── Supplied information
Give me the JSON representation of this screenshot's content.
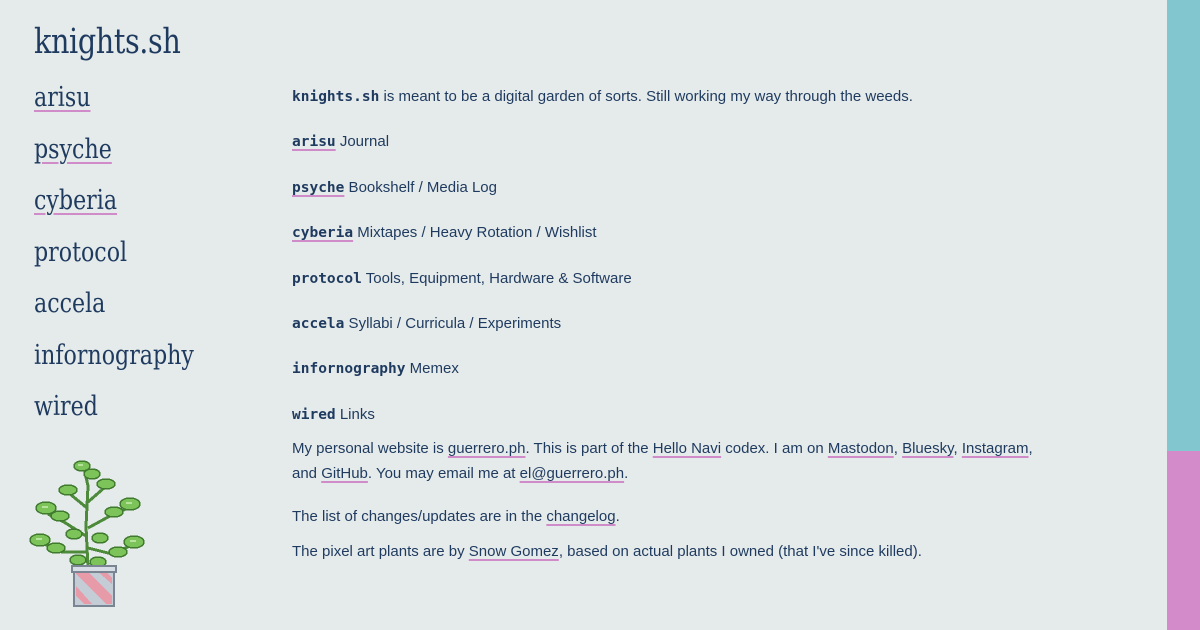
{
  "site": {
    "title": "knights.sh"
  },
  "nav": [
    {
      "label": "arisu",
      "underlined": true
    },
    {
      "label": "psyche",
      "underlined": true
    },
    {
      "label": "cyberia",
      "underlined": true
    },
    {
      "label": "protocol",
      "underlined": false
    },
    {
      "label": "accela",
      "underlined": false
    },
    {
      "label": "infornography",
      "underlined": false
    },
    {
      "label": "wired",
      "underlined": false
    }
  ],
  "intro": {
    "name": "knights.sh",
    "text": " is meant to be a digital garden of sorts. Still working my way through the weeds."
  },
  "sections": [
    {
      "key": "arisu",
      "desc": " Journal"
    },
    {
      "key": "psyche",
      "desc": " Bookshelf / Media Log"
    },
    {
      "key": "cyberia",
      "desc": " Mixtapes / Heavy Rotation / Wishlist"
    },
    {
      "key": "protocol",
      "desc": " Tools, Equipment, Hardware & Software"
    },
    {
      "key": "accela",
      "desc": " Syllabi / Curricula / Experiments"
    },
    {
      "key": "infornography",
      "desc": " Memex"
    },
    {
      "key": "wired",
      "desc": " Links"
    }
  ],
  "about": {
    "t1": "My personal website is ",
    "site_link": "guerrero.ph",
    "t2": ". This is part of the ",
    "codex_link": "Hello Navi",
    "t3": " codex. I am on ",
    "mastodon": "Mastodon",
    "c1": ", ",
    "bluesky": "Bluesky",
    "c2": ", ",
    "instagram": "Instagram",
    "t4": ",",
    "t5": "and ",
    "github": "GitHub",
    "t6": ". You may email me at ",
    "email": "el@guerrero.ph",
    "t7": "."
  },
  "changes": {
    "t1": "The list of changes/updates are in the ",
    "link": "changelog",
    "t2": "."
  },
  "credits": {
    "t1": "The pixel art plants are by ",
    "artist": "Snow Gomez",
    "t2": ", based on actual plants I owned (that I've since killed)."
  },
  "colors": {
    "background": "#e5eaea",
    "text": "#1e3a5f",
    "underline": "#d08cc8",
    "bar_top": "#82c6cf",
    "bar_bottom": "#d48bca"
  },
  "decoration": {
    "plant_image": "pixel-art potted plant"
  }
}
────
The problem: Copy out all of the data word for word. Do not carry over any picture.

Exercise output:
Give me the JSON representation of this screenshot's content.
{
  "site": {
    "title": "knights.sh"
  },
  "nav": [
    {
      "label": "arisu",
      "underlined": true
    },
    {
      "label": "psyche",
      "underlined": true
    },
    {
      "label": "cyberia",
      "underlined": true
    },
    {
      "label": "protocol",
      "underlined": false
    },
    {
      "label": "accela",
      "underlined": false
    },
    {
      "label": "infornography",
      "underlined": false
    },
    {
      "label": "wired",
      "underlined": false
    }
  ],
  "intro": {
    "name": "knights.sh",
    "text": " is meant to be a digital garden of sorts. Still working my way through the weeds."
  },
  "sections": [
    {
      "key": "arisu",
      "desc": " Journal"
    },
    {
      "key": "psyche",
      "desc": " Bookshelf / Media Log"
    },
    {
      "key": "cyberia",
      "desc": " Mixtapes / Heavy Rotation / Wishlist"
    },
    {
      "key": "protocol",
      "desc": " Tools, Equipment, Hardware & Software"
    },
    {
      "key": "accela",
      "desc": " Syllabi / Curricula / Experiments"
    },
    {
      "key": "infornography",
      "desc": " Memex"
    },
    {
      "key": "wired",
      "desc": " Links"
    }
  ],
  "about": {
    "t1": "My personal website is ",
    "site_link": "guerrero.ph",
    "t2": ". This is part of the ",
    "codex_link": "Hello Navi",
    "t3": " codex. I am on ",
    "mastodon": "Mastodon",
    "c1": ", ",
    "bluesky": "Bluesky",
    "c2": ", ",
    "instagram": "Instagram",
    "t4": ",",
    "t5": "and ",
    "github": "GitHub",
    "t6": ". You may email me at ",
    "email": "el@guerrero.ph",
    "t7": "."
  },
  "changes": {
    "t1": "The list of changes/updates are in the ",
    "link": "changelog",
    "t2": "."
  },
  "credits": {
    "t1": "The pixel art plants are by ",
    "artist": "Snow Gomez",
    "t2": ", based on actual plants I owned (that I've since killed)."
  },
  "colors": {
    "background": "#e5eaea",
    "text": "#1e3a5f",
    "underline": "#d08cc8",
    "bar_top": "#82c6cf",
    "bar_bottom": "#d48bca"
  },
  "decoration": {
    "plant_image": "pixel-art potted plant"
  }
}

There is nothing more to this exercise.